[Listings of boxed layout items]
######
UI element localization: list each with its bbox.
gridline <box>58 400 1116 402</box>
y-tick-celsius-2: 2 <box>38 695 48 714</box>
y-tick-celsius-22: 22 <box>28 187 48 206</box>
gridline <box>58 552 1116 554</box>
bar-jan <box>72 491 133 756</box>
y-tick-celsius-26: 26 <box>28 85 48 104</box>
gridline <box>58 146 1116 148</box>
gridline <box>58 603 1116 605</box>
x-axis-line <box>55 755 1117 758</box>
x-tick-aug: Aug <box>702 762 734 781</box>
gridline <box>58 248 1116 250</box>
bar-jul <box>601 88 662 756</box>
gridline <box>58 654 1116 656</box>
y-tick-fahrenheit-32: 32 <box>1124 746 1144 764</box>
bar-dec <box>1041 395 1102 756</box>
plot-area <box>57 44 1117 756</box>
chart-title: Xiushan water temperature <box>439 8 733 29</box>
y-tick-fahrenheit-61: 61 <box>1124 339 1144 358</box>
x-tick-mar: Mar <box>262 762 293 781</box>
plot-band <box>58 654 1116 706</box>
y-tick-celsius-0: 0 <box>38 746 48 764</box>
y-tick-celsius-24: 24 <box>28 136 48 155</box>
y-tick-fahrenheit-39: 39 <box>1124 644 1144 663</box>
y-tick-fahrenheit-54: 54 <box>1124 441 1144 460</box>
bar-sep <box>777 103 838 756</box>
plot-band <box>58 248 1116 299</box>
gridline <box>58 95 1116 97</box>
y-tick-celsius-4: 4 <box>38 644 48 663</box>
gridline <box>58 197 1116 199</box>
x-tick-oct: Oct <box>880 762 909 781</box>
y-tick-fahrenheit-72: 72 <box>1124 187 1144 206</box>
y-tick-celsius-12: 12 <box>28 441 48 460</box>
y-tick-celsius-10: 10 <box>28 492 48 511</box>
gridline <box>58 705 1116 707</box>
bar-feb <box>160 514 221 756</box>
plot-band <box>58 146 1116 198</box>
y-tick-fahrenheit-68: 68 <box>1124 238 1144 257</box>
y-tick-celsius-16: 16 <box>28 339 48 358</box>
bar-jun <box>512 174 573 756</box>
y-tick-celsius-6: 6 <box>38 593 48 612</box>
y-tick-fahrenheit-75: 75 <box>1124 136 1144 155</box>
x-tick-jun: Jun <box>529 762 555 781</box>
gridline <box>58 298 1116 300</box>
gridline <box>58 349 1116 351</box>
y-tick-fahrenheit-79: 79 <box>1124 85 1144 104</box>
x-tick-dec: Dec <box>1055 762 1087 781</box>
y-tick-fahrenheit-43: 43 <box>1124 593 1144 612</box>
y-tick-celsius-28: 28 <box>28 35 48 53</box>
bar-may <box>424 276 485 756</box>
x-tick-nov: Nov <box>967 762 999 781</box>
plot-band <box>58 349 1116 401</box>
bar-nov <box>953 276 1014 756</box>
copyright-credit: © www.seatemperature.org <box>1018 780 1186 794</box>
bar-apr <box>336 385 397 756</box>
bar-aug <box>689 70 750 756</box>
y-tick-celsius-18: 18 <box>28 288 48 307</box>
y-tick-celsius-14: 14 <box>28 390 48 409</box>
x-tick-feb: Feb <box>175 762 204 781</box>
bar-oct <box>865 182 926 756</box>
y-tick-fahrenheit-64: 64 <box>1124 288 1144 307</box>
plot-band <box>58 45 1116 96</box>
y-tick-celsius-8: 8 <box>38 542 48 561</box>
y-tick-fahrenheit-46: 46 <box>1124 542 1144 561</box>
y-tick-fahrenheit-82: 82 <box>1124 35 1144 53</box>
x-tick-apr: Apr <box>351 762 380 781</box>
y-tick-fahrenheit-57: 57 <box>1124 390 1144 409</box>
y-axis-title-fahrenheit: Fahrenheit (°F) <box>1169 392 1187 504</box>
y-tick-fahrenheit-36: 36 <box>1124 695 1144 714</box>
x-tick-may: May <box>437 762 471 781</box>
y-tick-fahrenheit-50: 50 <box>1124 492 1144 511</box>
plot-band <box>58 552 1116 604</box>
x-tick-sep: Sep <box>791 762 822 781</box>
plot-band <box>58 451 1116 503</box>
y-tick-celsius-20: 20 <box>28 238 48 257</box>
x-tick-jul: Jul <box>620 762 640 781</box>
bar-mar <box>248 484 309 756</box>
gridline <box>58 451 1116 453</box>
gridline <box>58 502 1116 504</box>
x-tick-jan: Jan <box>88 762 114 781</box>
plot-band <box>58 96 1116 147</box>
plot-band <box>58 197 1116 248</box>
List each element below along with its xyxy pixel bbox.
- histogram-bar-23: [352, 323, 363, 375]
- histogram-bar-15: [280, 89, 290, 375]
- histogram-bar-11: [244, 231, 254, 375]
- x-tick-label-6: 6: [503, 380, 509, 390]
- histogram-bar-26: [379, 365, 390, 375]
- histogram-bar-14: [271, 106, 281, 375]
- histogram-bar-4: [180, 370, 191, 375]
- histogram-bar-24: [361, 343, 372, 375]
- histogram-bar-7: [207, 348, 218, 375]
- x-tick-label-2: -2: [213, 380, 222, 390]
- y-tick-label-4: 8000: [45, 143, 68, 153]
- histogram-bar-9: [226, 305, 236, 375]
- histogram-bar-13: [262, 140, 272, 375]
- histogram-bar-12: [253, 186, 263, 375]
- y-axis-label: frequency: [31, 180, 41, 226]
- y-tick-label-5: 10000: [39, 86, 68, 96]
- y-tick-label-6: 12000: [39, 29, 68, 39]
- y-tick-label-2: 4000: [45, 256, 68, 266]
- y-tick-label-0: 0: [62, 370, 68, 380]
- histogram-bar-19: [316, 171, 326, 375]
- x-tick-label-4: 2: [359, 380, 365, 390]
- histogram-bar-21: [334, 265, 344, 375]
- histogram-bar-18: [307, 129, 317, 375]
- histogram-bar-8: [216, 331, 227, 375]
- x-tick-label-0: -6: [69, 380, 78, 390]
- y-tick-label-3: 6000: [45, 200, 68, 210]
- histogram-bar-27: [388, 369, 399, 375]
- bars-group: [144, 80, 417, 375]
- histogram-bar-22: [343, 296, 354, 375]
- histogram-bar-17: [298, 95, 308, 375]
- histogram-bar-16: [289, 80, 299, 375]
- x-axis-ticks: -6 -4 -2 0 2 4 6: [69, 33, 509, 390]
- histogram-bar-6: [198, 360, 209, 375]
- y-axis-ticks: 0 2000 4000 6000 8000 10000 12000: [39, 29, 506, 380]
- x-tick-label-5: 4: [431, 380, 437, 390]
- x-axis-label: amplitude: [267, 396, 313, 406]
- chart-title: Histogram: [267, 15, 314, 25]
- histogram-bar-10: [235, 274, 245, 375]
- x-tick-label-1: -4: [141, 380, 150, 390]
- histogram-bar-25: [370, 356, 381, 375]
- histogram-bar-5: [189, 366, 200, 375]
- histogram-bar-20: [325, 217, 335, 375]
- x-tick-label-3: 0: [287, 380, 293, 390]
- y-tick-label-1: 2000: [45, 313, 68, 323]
######
Copy every line of the data above word for word, with nothing changed.

- Final result -
UI element localization: list each with its bbox.
gridline <box>58 400 1116 402</box>
y-tick-celsius-2: 2 <box>38 695 48 714</box>
y-tick-celsius-22: 22 <box>28 187 48 206</box>
gridline <box>58 552 1116 554</box>
bar-jan <box>72 491 133 756</box>
y-tick-celsius-26: 26 <box>28 85 48 104</box>
gridline <box>58 146 1116 148</box>
gridline <box>58 603 1116 605</box>
x-axis-line <box>55 755 1117 758</box>
x-tick-aug: Aug <box>702 762 734 781</box>
gridline <box>58 248 1116 250</box>
bar-jul <box>601 88 662 756</box>
gridline <box>58 654 1116 656</box>
y-tick-fahrenheit-32: 32 <box>1124 746 1144 764</box>
bar-dec <box>1041 395 1102 756</box>
plot-area <box>57 44 1117 756</box>
chart-title: Xiushan water temperature <box>439 8 733 29</box>
y-tick-fahrenheit-61: 61 <box>1124 339 1144 358</box>
x-tick-mar: Mar <box>262 762 293 781</box>
plot-band <box>58 654 1116 706</box>
y-tick-celsius-0: 0 <box>38 746 48 764</box>
y-tick-celsius-24: 24 <box>28 136 48 155</box>
y-tick-fahrenheit-39: 39 <box>1124 644 1144 663</box>
y-tick-fahrenheit-54: 54 <box>1124 441 1144 460</box>
bar-sep <box>777 103 838 756</box>
plot-band <box>58 248 1116 299</box>
gridline <box>58 95 1116 97</box>
y-tick-celsius-4: 4 <box>38 644 48 663</box>
gridline <box>58 197 1116 199</box>
x-tick-oct: Oct <box>880 762 909 781</box>
y-tick-fahrenheit-72: 72 <box>1124 187 1144 206</box>
y-tick-celsius-12: 12 <box>28 441 48 460</box>
y-tick-celsius-10: 10 <box>28 492 48 511</box>
gridline <box>58 705 1116 707</box>
bar-feb <box>160 514 221 756</box>
plot-band <box>58 146 1116 198</box>
y-tick-fahrenheit-68: 68 <box>1124 238 1144 257</box>
y-tick-celsius-16: 16 <box>28 339 48 358</box>
bar-jun <box>512 174 573 756</box>
y-tick-celsius-6: 6 <box>38 593 48 612</box>
y-tick-fahrenheit-75: 75 <box>1124 136 1144 155</box>
x-tick-jun: Jun <box>529 762 555 781</box>
gridline <box>58 298 1116 300</box>
gridline <box>58 349 1116 351</box>
y-tick-fahrenheit-79: 79 <box>1124 85 1144 104</box>
x-tick-dec: Dec <box>1055 762 1087 781</box>
y-tick-fahrenheit-43: 43 <box>1124 593 1144 612</box>
y-tick-celsius-28: 28 <box>28 35 48 53</box>
bar-may <box>424 276 485 756</box>
x-tick-nov: Nov <box>967 762 999 781</box>
plot-band <box>58 349 1116 401</box>
bar-nov <box>953 276 1014 756</box>
copyright-credit: © www.seatemperature.org <box>1018 780 1186 794</box>
bar-apr <box>336 385 397 756</box>
bar-aug <box>689 70 750 756</box>
y-tick-celsius-18: 18 <box>28 288 48 307</box>
y-tick-celsius-14: 14 <box>28 390 48 409</box>
x-tick-feb: Feb <box>175 762 204 781</box>
bar-oct <box>865 182 926 756</box>
y-tick-fahrenheit-64: 64 <box>1124 288 1144 307</box>
plot-band <box>58 45 1116 96</box>
y-tick-celsius-8: 8 <box>38 542 48 561</box>
y-tick-fahrenheit-46: 46 <box>1124 542 1144 561</box>
y-tick-fahrenheit-82: 82 <box>1124 35 1144 53</box>
x-tick-apr: Apr <box>351 762 380 781</box>
y-tick-fahrenheit-57: 57 <box>1124 390 1144 409</box>
y-axis-title-fahrenheit: Fahrenheit (°F) <box>1169 392 1187 504</box>
y-tick-fahrenheit-36: 36 <box>1124 695 1144 714</box>
x-tick-may: May <box>437 762 471 781</box>
y-tick-fahrenheit-50: 50 <box>1124 492 1144 511</box>
plot-band <box>58 552 1116 604</box>
x-tick-sep: Sep <box>791 762 822 781</box>
plot-band <box>58 451 1116 503</box>
y-tick-celsius-20: 20 <box>28 238 48 257</box>
x-tick-jul: Jul <box>620 762 640 781</box>
bar-mar <box>248 484 309 756</box>
gridline <box>58 451 1116 453</box>
gridline <box>58 502 1116 504</box>
x-tick-jan: Jan <box>88 762 114 781</box>
plot-band <box>58 96 1116 147</box>
plot-band <box>58 197 1116 248</box>
List each element below along with its xyxy pixel bbox.
- histogram-bar-23: [352, 323, 363, 375]
- histogram-bar-15: [280, 89, 290, 375]
- histogram-bar-11: [244, 231, 254, 375]
- x-tick-label-6: 6: [503, 380, 509, 390]
- histogram-bar-26: [379, 365, 390, 375]
- histogram-bar-14: [271, 106, 281, 375]
- histogram-bar-4: [180, 370, 191, 375]
- histogram-bar-24: [361, 343, 372, 375]
- histogram-bar-7: [207, 348, 218, 375]
- x-tick-label-2: -2: [213, 380, 222, 390]
- y-tick-label-4: 8000: [45, 143, 68, 153]
- histogram-bar-9: [226, 305, 236, 375]
- histogram-bar-13: [262, 140, 272, 375]
- histogram-bar-12: [253, 186, 263, 375]
- y-axis-label: frequency: [31, 180, 41, 226]
- y-tick-label-5: 10000: [39, 86, 68, 96]
- y-tick-label-6: 12000: [39, 29, 68, 39]
- y-tick-label-2: 4000: [45, 256, 68, 266]
- y-tick-label-0: 0: [62, 370, 68, 380]
- histogram-bar-19: [316, 171, 326, 375]
- x-tick-label-4: 2: [359, 380, 365, 390]
- histogram-bar-21: [334, 265, 344, 375]
- histogram-bar-18: [307, 129, 317, 375]
- histogram-bar-8: [216, 331, 227, 375]
- x-tick-label-0: -6: [69, 380, 78, 390]
- y-tick-label-3: 6000: [45, 200, 68, 210]
- histogram-bar-27: [388, 369, 399, 375]
- bars-group: [144, 80, 417, 375]
- histogram-bar-22: [343, 296, 354, 375]
- histogram-bar-17: [298, 95, 308, 375]
- histogram-bar-16: [289, 80, 299, 375]
- x-axis-ticks: -6 -4 -2 0 2 4 6: [69, 33, 509, 390]
- histogram-bar-6: [198, 360, 209, 375]
- y-axis-ticks: 0 2000 4000 6000 8000 10000 12000: [39, 29, 506, 380]
- x-tick-label-5: 4: [431, 380, 437, 390]
- x-axis-label: amplitude: [267, 396, 313, 406]
- chart-title: Histogram: [267, 15, 314, 25]
- histogram-bar-10: [235, 274, 245, 375]
- x-tick-label-1: -4: [141, 380, 150, 390]
- histogram-bar-25: [370, 356, 381, 375]
- histogram-bar-5: [189, 366, 200, 375]
- histogram-bar-20: [325, 217, 335, 375]
- x-tick-label-3: 0: [287, 380, 293, 390]
- y-tick-label-1: 2000: [45, 313, 68, 323]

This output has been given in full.